■ Excerpted data:
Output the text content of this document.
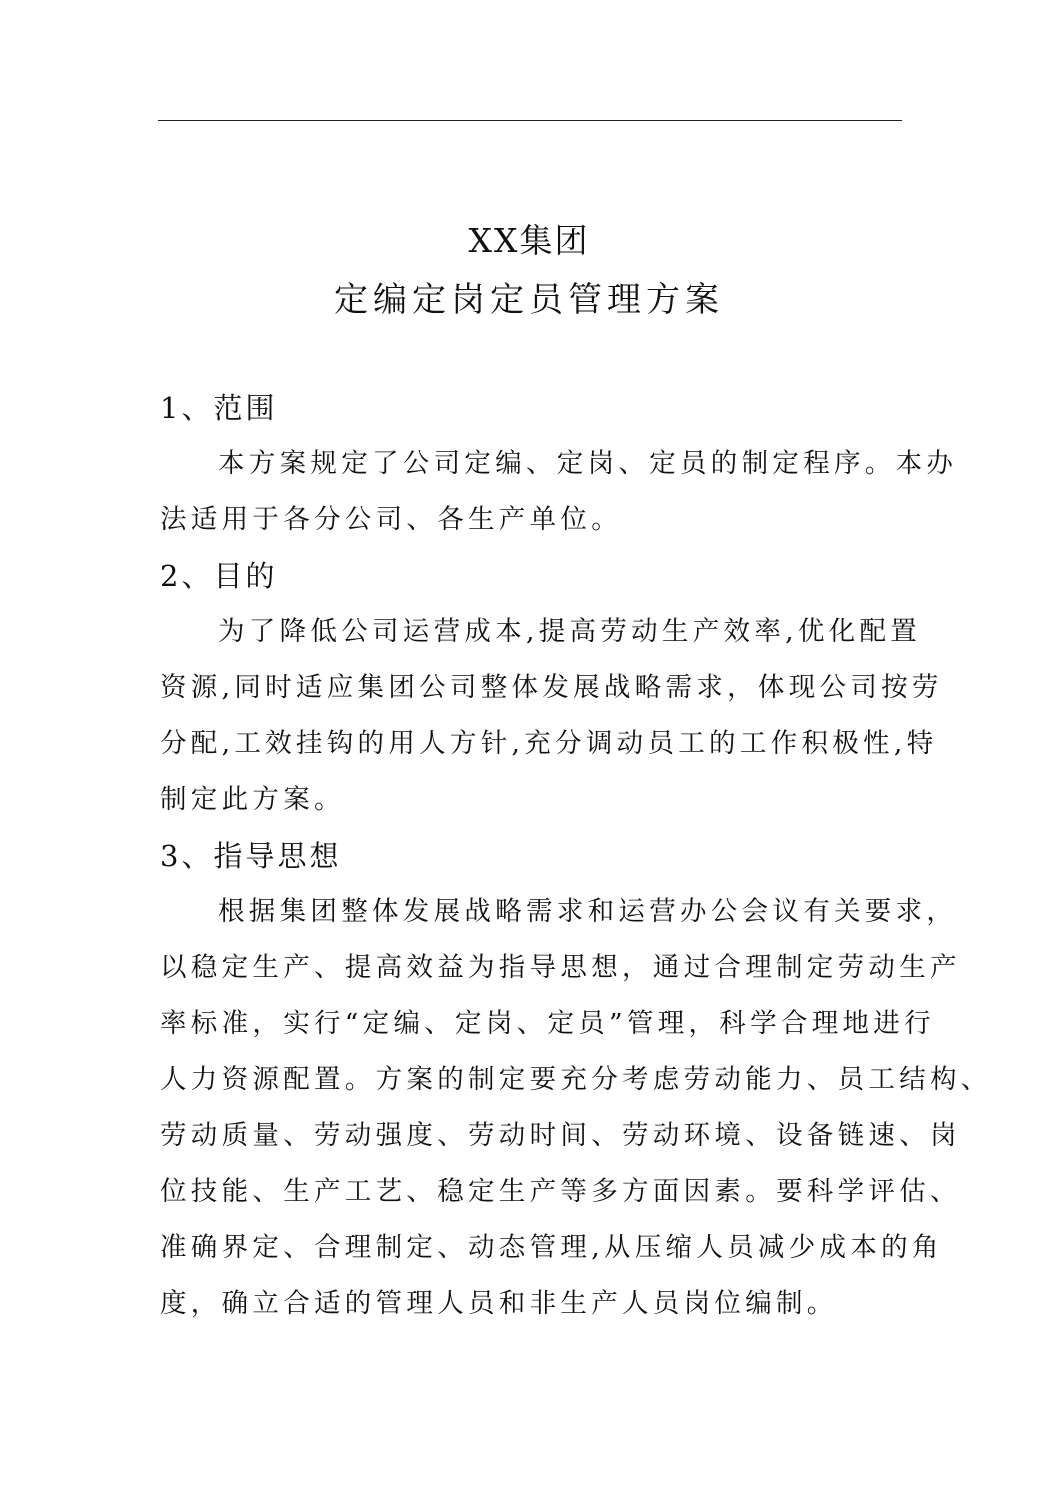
XX集团
定编定岗定员管理方案
1、范围
本方案规定了公司定编、定岗、定员的制定程序。本办
法适用于各分公司、各生产单位。
2、目的
为了降低公司运营成本,提高劳动生产效率,优化配置
资源,同时适应集团公司整体发展战略需求，体现公司按劳
分配,工效挂钩的用人方针,充分调动员工的工作积极性,特
制定此方案。
3、指导思想
根据集团整体发展战略需求和运营办公会议有关要求，
以稳定生产、提高效益为指导思想，通过合理制定劳动生产
率标准，实行“定编、定岗、定员”管理，科学合理地进行
人力资源配置。方案的制定要充分考虑劳动能力、员工结构、
劳动质量、劳动强度、劳动时间、劳动环境、设备链速、岗
位技能、生产工艺、稳定生产等多方面因素。要科学评估、
准确界定、合理制定、动态管理,从压缩人员减少成本的角
度，确立合适的管理人员和非生产人员岗位编制。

■ Problem statement: Transcribe every record above exactly as written, leaving out any pictures.

■ Result:
Output the text content of this document.
XX集团
定编定岗定员管理方案
1、范围
本方案规定了公司定编、定岗、定员的制定程序。本办
法适用于各分公司、各生产单位。
2、目的
为了降低公司运营成本,提高劳动生产效率,优化配置
资源,同时适应集团公司整体发展战略需求，体现公司按劳
分配,工效挂钩的用人方针,充分调动员工的工作积极性,特
制定此方案。
3、指导思想
根据集团整体发展战略需求和运营办公会议有关要求，
以稳定生产、提高效益为指导思想，通过合理制定劳动生产
率标准，实行“定编、定岗、定员”管理，科学合理地进行
人力资源配置。方案的制定要充分考虑劳动能力、员工结构、
劳动质量、劳动强度、劳动时间、劳动环境、设备链速、岗
位技能、生产工艺、稳定生产等多方面因素。要科学评估、
准确界定、合理制定、动态管理,从压缩人员减少成本的角
度，确立合适的管理人员和非生产人员岗位编制。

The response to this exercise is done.